PROVIDED DATA ::
########
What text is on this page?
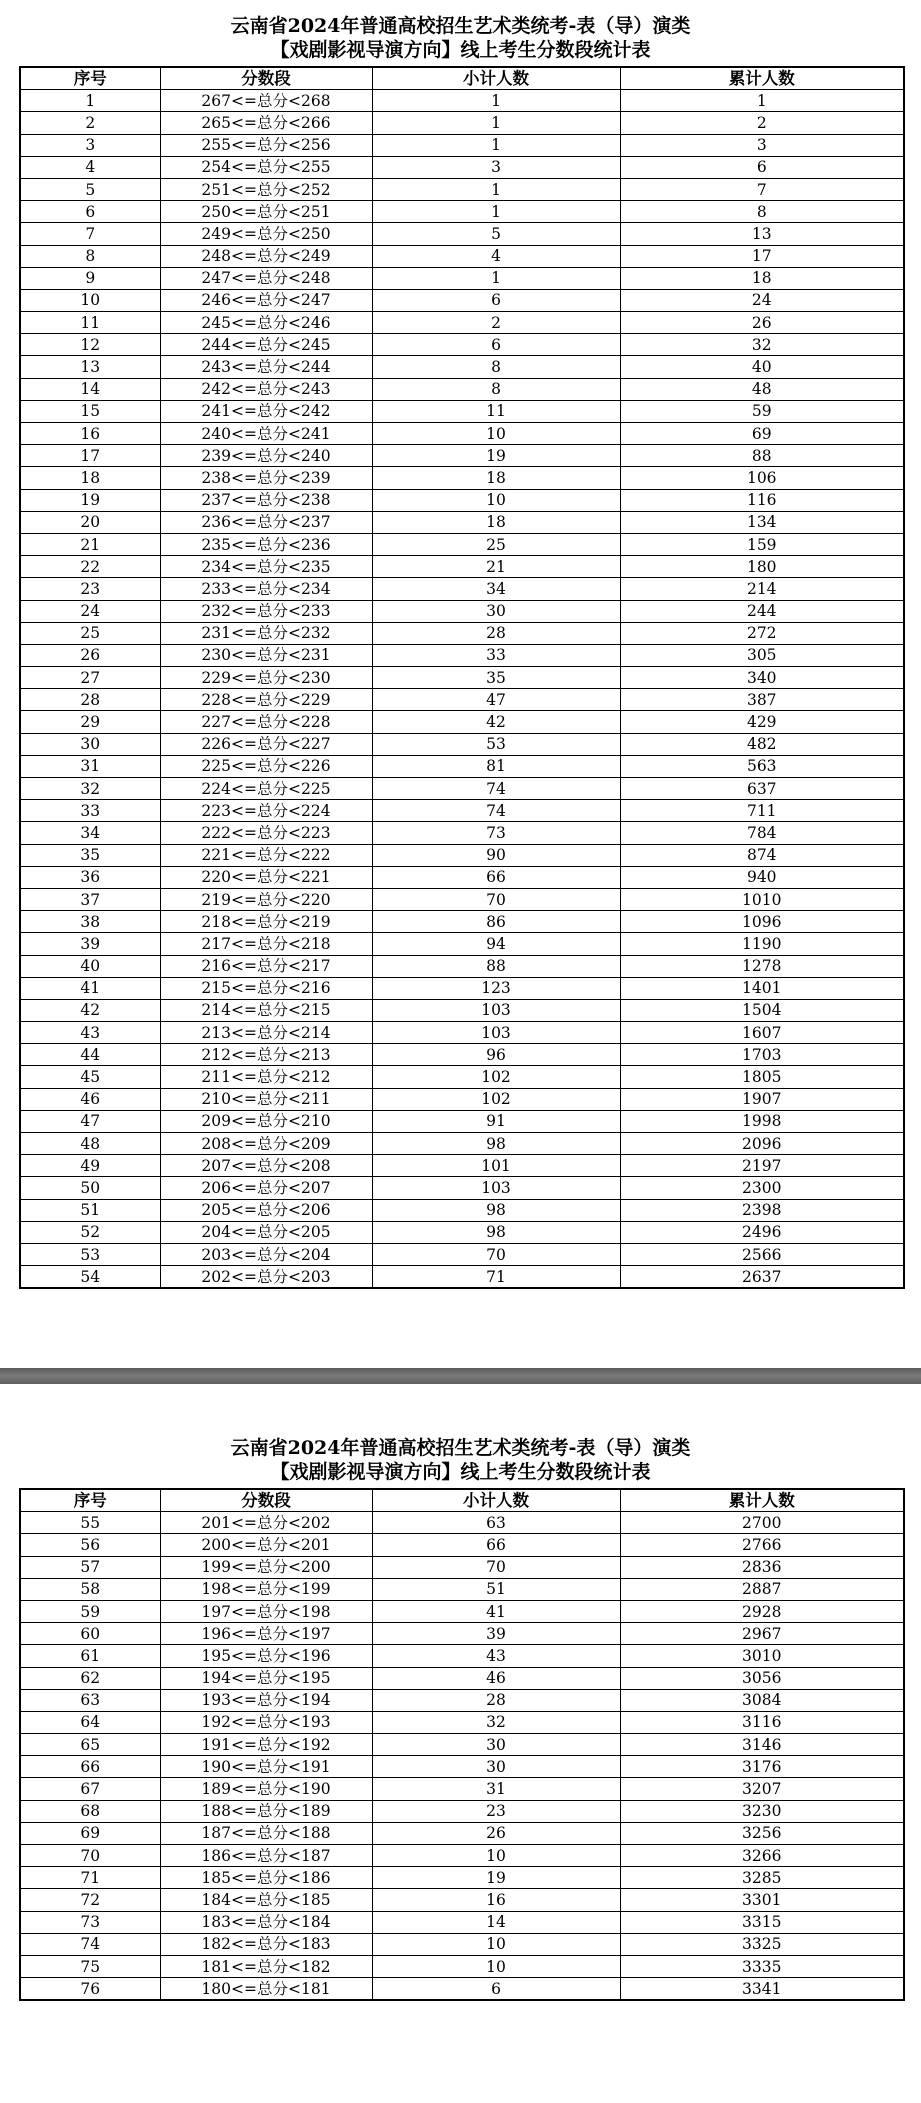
云南省2024年普通高校招生艺术类统考-表（导）演类
【戏剧影视导演方向】线上考生分数段统计表
序号	分数段	小计人数	累计人数
1	267<=总分<268	1	1
2	265<=总分<266	1	2
3	255<=总分<256	1	3
4	254<=总分<255	3	6
5	251<=总分<252	1	7
6	250<=总分<251	1	8
7	249<=总分<250	5	13
8	248<=总分<249	4	17
9	247<=总分<248	1	18
10	246<=总分<247	6	24
11	245<=总分<246	2	26
12	244<=总分<245	6	32
13	243<=总分<244	8	40
14	242<=总分<243	8	48
15	241<=总分<242	11	59
16	240<=总分<241	10	69
17	239<=总分<240	19	88
18	238<=总分<239	18	106
19	237<=总分<238	10	116
20	236<=总分<237	18	134
21	235<=总分<236	25	159
22	234<=总分<235	21	180
23	233<=总分<234	34	214
24	232<=总分<233	30	244
25	231<=总分<232	28	272
26	230<=总分<231	33	305
27	229<=总分<230	35	340
28	228<=总分<229	47	387
29	227<=总分<228	42	429
30	226<=总分<227	53	482
31	225<=总分<226	81	563
32	224<=总分<225	74	637
33	223<=总分<224	74	711
34	222<=总分<223	73	784
35	221<=总分<222	90	874
36	220<=总分<221	66	940
37	219<=总分<220	70	1010
38	218<=总分<219	86	1096
39	217<=总分<218	94	1190
40	216<=总分<217	88	1278
41	215<=总分<216	123	1401
42	214<=总分<215	103	1504
43	213<=总分<214	103	1607
44	212<=总分<213	96	1703
45	211<=总分<212	102	1805
46	210<=总分<211	102	1907
47	209<=总分<210	91	1998
48	208<=总分<209	98	2096
49	207<=总分<208	101	2197
50	206<=总分<207	103	2300
51	205<=总分<206	98	2398
52	204<=总分<205	98	2496
53	203<=总分<204	70	2566
54	202<=总分<203	71	2637
云南省2024年普通高校招生艺术类统考-表（导）演类
【戏剧影视导演方向】线上考生分数段统计表
序号	分数段	小计人数	累计人数
55	201<=总分<202	63	2700
56	200<=总分<201	66	2766
57	199<=总分<200	70	2836
58	198<=总分<199	51	2887
59	197<=总分<198	41	2928
60	196<=总分<197	39	2967
61	195<=总分<196	43	3010
62	194<=总分<195	46	3056
63	193<=总分<194	28	3084
64	192<=总分<193	32	3116
65	191<=总分<192	30	3146
66	190<=总分<191	30	3176
67	189<=总分<190	31	3207
68	188<=总分<189	23	3230
69	187<=总分<188	26	3256
70	186<=总分<187	10	3266
71	185<=总分<186	19	3285
72	184<=总分<185	16	3301
73	183<=总分<184	14	3315
74	182<=总分<183	10	3325
75	181<=总分<182	10	3335
76	180<=总分<181	6	3341
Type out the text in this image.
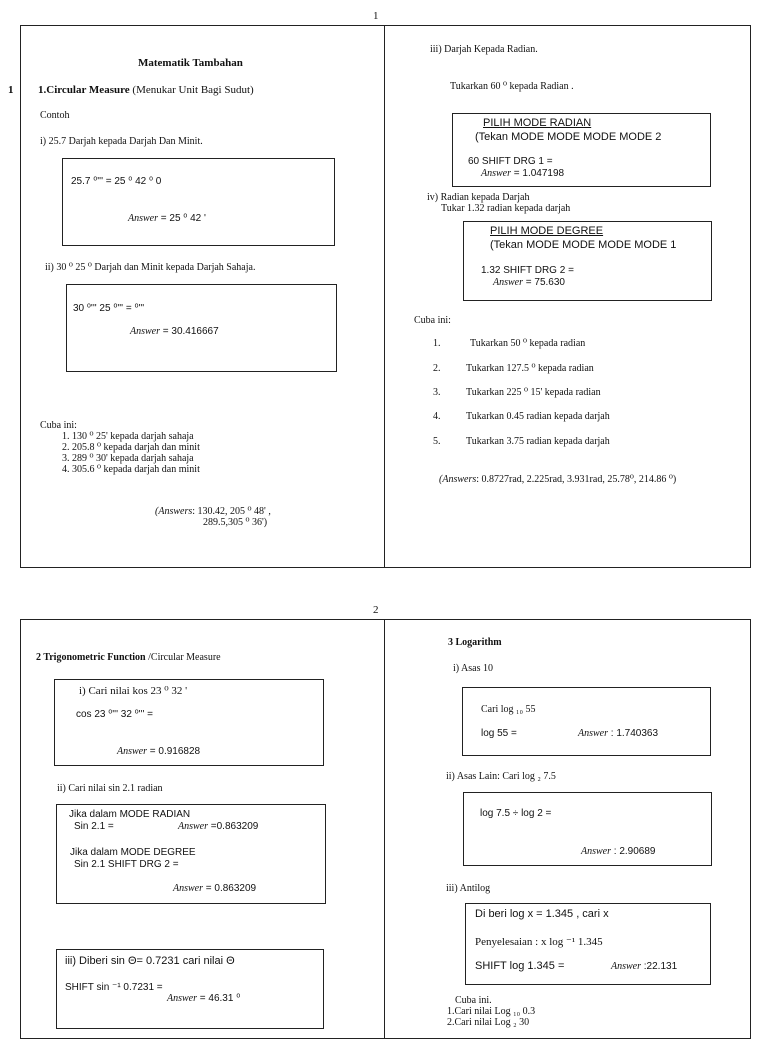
1
1
Matematik Tambahan
1.Circular Measure (Menukar Unit Bagi Sudut)
Contoh
i) 25.7 Darjah kepada Darjah Dan Minit.
25.7 ⁰''' = 25 ⁰ 42 ⁰ 0
Answer = 25 ⁰ 42 '
ii) 30 ⁰ 25 ⁰ Darjah dan Minit kepada Darjah Sahaja.
30 ⁰''' 25 ⁰''' = ⁰'''
Answer = 30.416667
Cuba ini:
1. 130 ⁰ 25' kepada darjah sahaja
2. 205.8 ⁰ kepada darjah dan minit
3. 289 ⁰ 30' kepada darjah sahaja
4. 305.6 ⁰ kepada darjah dan minit
(Answers: 130.42, 205 ⁰ 48' ,
289.5,305 ⁰ 36')
iii) Darjah Kepada Radian.
Tukarkan 60 ⁰ kepada Radian .
PILIH MODE RADIAN
(Tekan MODE MODE MODE MODE 2
60 SHIFT DRG 1 =
Answer = 1.047198
iv) Radian kepada Darjah
Tukar 1.32 radian kepada darjah
PILIH MODE DEGREE
(Tekan MODE MODE MODE MODE 1
1.32 SHIFT DRG 2 =
Answer = 75.630
Cuba ini:
1.	Tukarkan 50 ⁰ kepada radian
2.	Tukarkan 127.5 ⁰ kepada radian
3.	Tukarkan 225 ⁰ 15' kepada radian
4.	Tukarkan 0.45 radian kepada darjah
5.	Tukarkan 3.75 radian kepada darjah
(Answers: 0.8727rad, 2.225rad, 3.931rad, 25.78⁰, 214.86 ⁰)
2
2 Trigonometric Function /Circular Measure
i) Cari nilai kos 23 ⁰ 32 '
cos 23 ⁰''' 32 ⁰''' =
Answer = 0.916828
ii) Cari nilai sin 2.1 radian
Jika dalam MODE RADIAN
Sin 2.1 =	Answer =0.863209
Jika dalam MODE DEGREE
Sin 2.1 SHIFT DRG 2 =
Answer = 0.863209
iii) Diberi sin Θ= 0.7231 cari nilai Θ
SHIFT sin ⁻¹ 0.7231 =
Answer = 46.31 ⁰
3 Logarithm
i) Asas 10
Cari log ₁₀ 55
log 55 =	Answer : 1.740363
ii) Asas Lain: Cari log ₂ 7.5
log 7.5 ÷ log 2 =
Answer : 2.90689
iii) Antilog
Di beri log x = 1.345 , cari x
Penyelesaian : x log ⁻¹ 1.345
SHIFT log 1.345 =	Answer :22.131
Cuba ini.
1.Cari nilai Log ₁₀ 0.3
2.Cari nilai Log ₂ 30
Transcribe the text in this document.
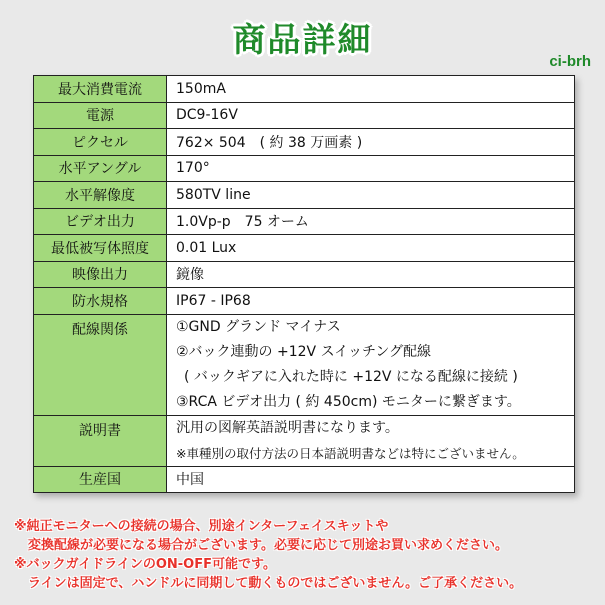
商品詳細
ci-brh
最大消費電流	150mA
電源	DC9-16V
ピクセル	762× 504　( 約 38 万画素 )
水平アングル	170°
水平解像度	580TV line
ビデオ出力	1.0Vp-p　75 オーム
最低被写体照度	0.01 Lux
映像出力	鏡像
防水規格	IP67 - IP68

配線関係	①GND グランド マイナス
②バック連動の +12V スイッチング配線
( バックギアに入れた時に +12V になる配線に接続 )
③RCA ビデオ出力 ( 約 450cm) モニターに繋ぎます。

説明書	汎用の図解英語説明書になります。
※車種別の取付方法の日本語説明書などは特にございません。

生産国	中国
※純正モニターへの接続の場合、別途インターフェイスキットや
変換配線が必要になる場合がございます。必要に応じて別途お買い求めください。
※バックガイドラインのON-OFF可能です。
ラインは固定で、ハンドルに同期して動くものではございません。ご了承ください。
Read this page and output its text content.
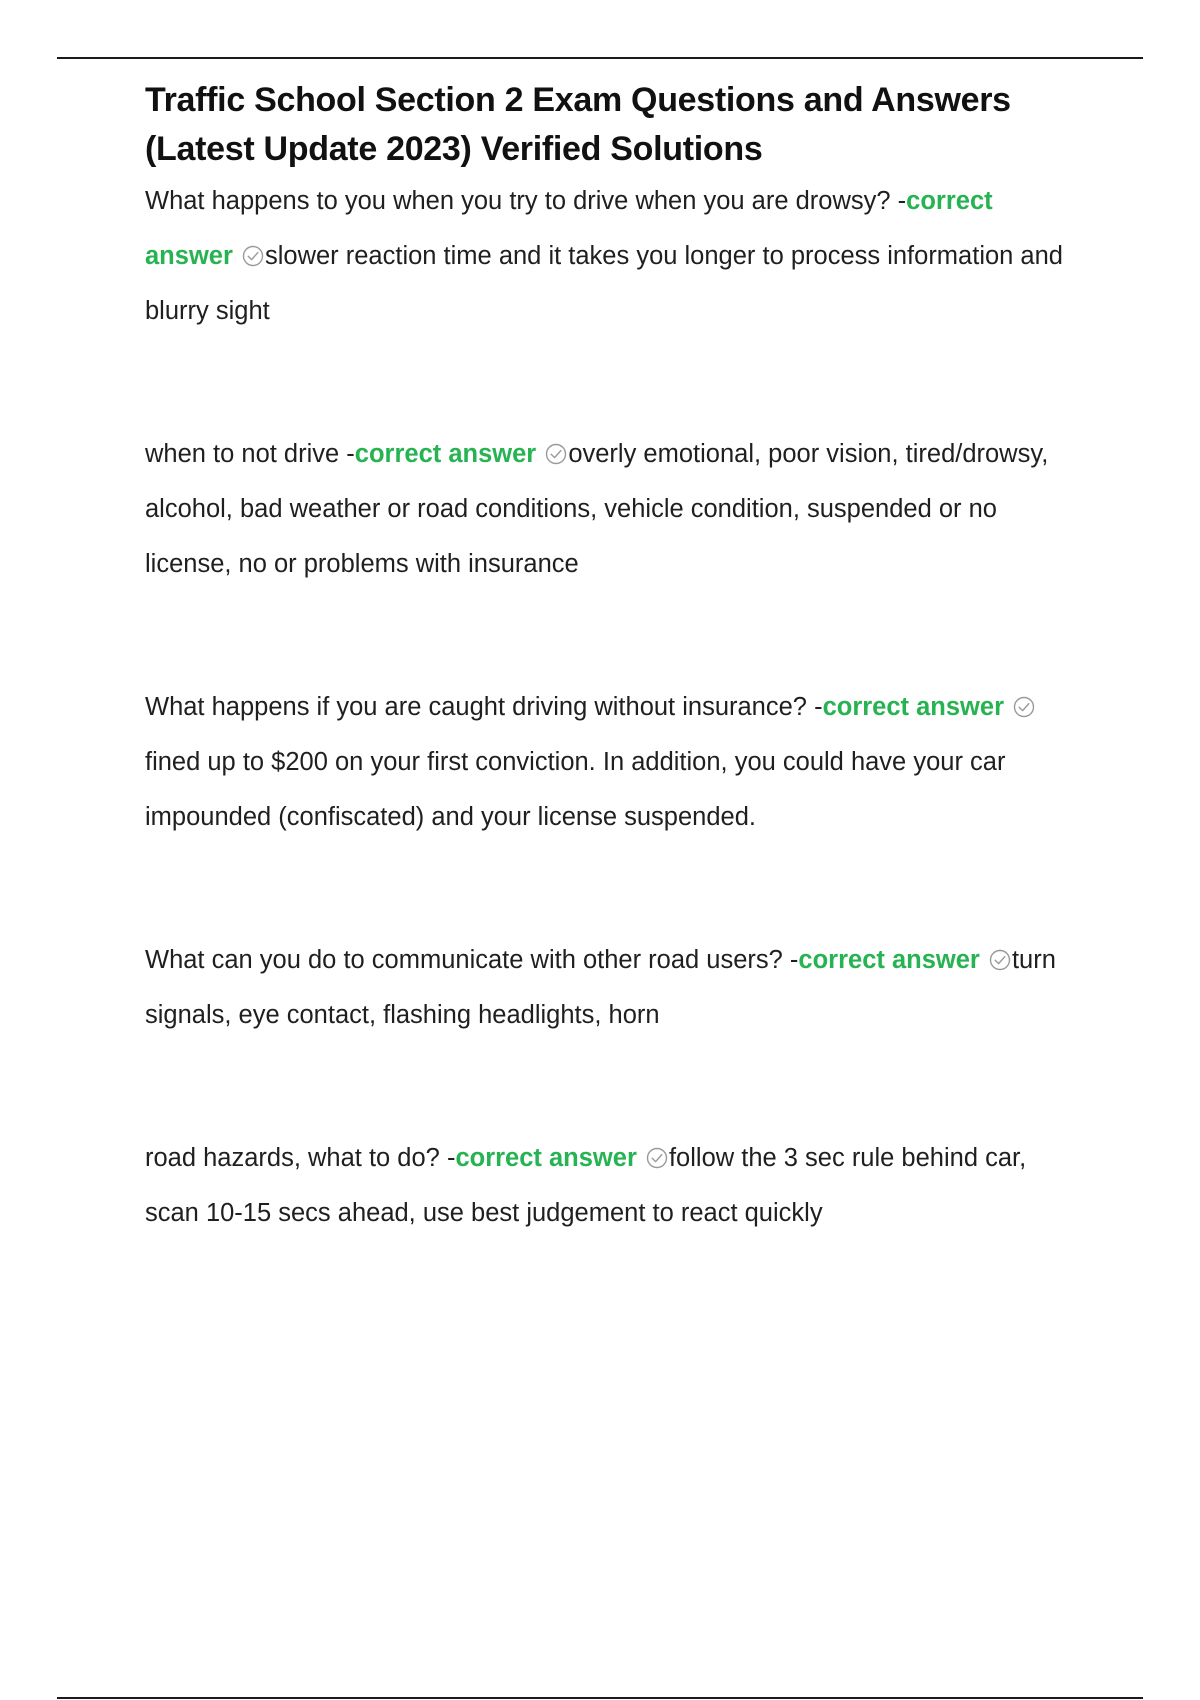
Traffic School Section 2 Exam Questions and Answers (Latest Update 2023) Verified Solutions

What happens to you when you try to drive when you are drowsy? -correct answer slower reaction time and it takes you longer to process information and blurry sight

when to not drive -correct answer overly emotional, poor vision, tired/drowsy, alcohol, bad weather or road conditions, vehicle condition, suspended or no license, no or problems with insurance

What happens if you are caught driving without insurance? -correct answer
fined up to $200 on your first conviction. In addition, you could have your car impounded (confiscated) and your license suspended.

What can you do to communicate with other road users? -correct answer turn signals, eye contact, flashing headlights, horn

road hazards, what to do? -correct answer follow the 3 sec rule behind car, scan 10-15 secs ahead, use best judgement to react quickly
########
EXERCISE AIM :: Report every line containing the word "Tekan" from the listing above.

EXERCISE ANSWER ::
(Tekan MODE MODE MODE MODE 2
(Tekan MODE MODE MODE MODE 1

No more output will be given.